→ Problem to work on
Whenever a line in this data holds the word "tube", report that line in full.

Dataset entries:
[Start of section]

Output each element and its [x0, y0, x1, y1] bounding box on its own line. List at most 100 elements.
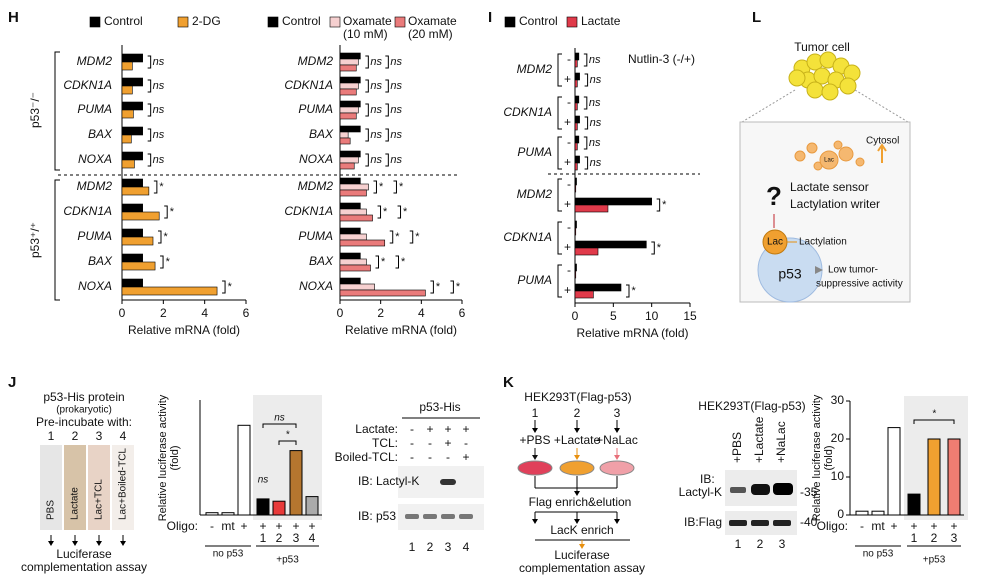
- bar: [339, 106, 359, 114]
- category-label: +: [564, 240, 571, 254]
- significance-label: ns: [274, 413, 285, 424]
- significance-bracket: [393, 180, 397, 194]
- significance-label: ns: [153, 80, 165, 92]
- category-label: NOXA: [78, 279, 112, 293]
- step-label: Flag enrich&elution: [529, 495, 632, 509]
- bar: [121, 261, 156, 271]
- bar: [947, 438, 961, 516]
- category-label: -: [567, 220, 571, 234]
- bar: [574, 95, 580, 104]
- x-tick-label: 10: [645, 309, 659, 323]
- bar: [339, 156, 359, 164]
- category-label: CDKN1A: [63, 78, 112, 92]
- arrow-head: [532, 455, 538, 460]
- category-label: +: [275, 519, 282, 533]
- condition-label: Lactate: [70, 487, 81, 520]
- bar: [205, 512, 219, 516]
- tube: [88, 445, 110, 530]
- arrow-head: [532, 428, 538, 433]
- significance-bracket: [365, 103, 369, 117]
- tube: [112, 445, 134, 530]
- bar: [339, 252, 361, 260]
- bar: [121, 134, 132, 144]
- bar: [574, 72, 580, 81]
- bar: [339, 214, 373, 222]
- diagram-title: p53-His protein: [43, 390, 124, 404]
- significance-bracket: [584, 73, 589, 87]
- bar: [574, 283, 622, 292]
- x-tick-label: 6: [459, 306, 466, 320]
- bar: [221, 512, 235, 516]
- x-tick-label: 4: [418, 306, 425, 320]
- significance-bracket: [365, 153, 369, 167]
- bar: [574, 204, 609, 213]
- treatment-label: +PBS: [519, 433, 550, 447]
- bar: [339, 208, 367, 216]
- wrapped-label: Relative luciferase activity (fold): [157, 394, 182, 522]
- chart-note: Nutlin-3 (-/+): [628, 52, 695, 66]
- bar: [339, 233, 367, 241]
- significance-label: ns: [390, 129, 402, 141]
- group-label: no p53: [213, 549, 244, 560]
- diagram-title: HEK293T(Flag-p53): [524, 390, 631, 404]
- significance-label: *: [631, 285, 636, 297]
- bar: [121, 228, 143, 238]
- category-label: NOXA: [78, 152, 112, 166]
- bar: [339, 258, 367, 266]
- bar: [339, 52, 361, 60]
- significance-bracket: [385, 128, 389, 142]
- band: [751, 520, 769, 526]
- significance-label: ns: [589, 54, 601, 66]
- writer-label: Lactylation writer: [790, 197, 880, 211]
- condition-label: Lac+Boiled-TCL: [118, 448, 129, 520]
- group-bracket: [54, 51, 60, 171]
- legend-swatch: [329, 16, 341, 28]
- sensor-label: Lactate sensor: [790, 180, 869, 194]
- significance-label: ns: [590, 74, 602, 86]
- bar: [339, 64, 357, 72]
- cell: [839, 77, 857, 95]
- bar: [574, 220, 577, 229]
- significance-label: ns: [390, 56, 402, 68]
- significance-bracket: [626, 284, 630, 298]
- group-bracket: [557, 178, 562, 212]
- bar: [339, 283, 375, 291]
- significance-bracket: [377, 205, 382, 219]
- bar: [121, 178, 143, 188]
- significance-label: ns: [589, 97, 601, 109]
- category-label: -: [567, 177, 571, 191]
- group-label: p53⁻/⁻: [28, 92, 42, 128]
- category-label: BAX: [309, 127, 334, 141]
- group-bracket: [557, 53, 562, 87]
- significance-label: *: [163, 231, 168, 243]
- cell: [806, 81, 824, 99]
- question-mark: ?: [766, 181, 782, 211]
- lane-number: 1: [48, 429, 55, 443]
- significance-bracket: [375, 255, 379, 269]
- significance-bracket: [583, 136, 588, 150]
- bar: [339, 88, 357, 96]
- x-tick-label: 0: [337, 306, 344, 320]
- sample-label: 2: [276, 531, 283, 545]
- significance-label: *: [395, 231, 400, 243]
- significance-bracket: [278, 440, 297, 445]
- label-box: Relative luciferase activity (fold): [157, 394, 182, 522]
- bar: [871, 510, 885, 516]
- bar: [339, 112, 357, 120]
- significance-bracket: [147, 153, 152, 167]
- significance-label: *: [401, 256, 406, 268]
- blot-label: IB:Flag: [684, 515, 722, 529]
- category-label: mt: [221, 519, 235, 533]
- significance-bracket: [164, 205, 168, 219]
- significance-label: *: [159, 181, 164, 193]
- significance-bracket: [450, 280, 454, 294]
- sign: +: [462, 422, 469, 436]
- x-axis-label: Relative mRNA (fold): [345, 323, 457, 337]
- lactate: [855, 157, 865, 167]
- bar: [574, 184, 577, 193]
- bar: [855, 510, 869, 516]
- bar: [339, 137, 351, 145]
- bar: [339, 189, 367, 197]
- significance-label: ns: [390, 154, 402, 166]
- category-label: MDM2: [298, 54, 334, 68]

[End of section]

→ Exercise answer
- tube: [88, 445, 110, 530]
- tube: [112, 445, 134, 530]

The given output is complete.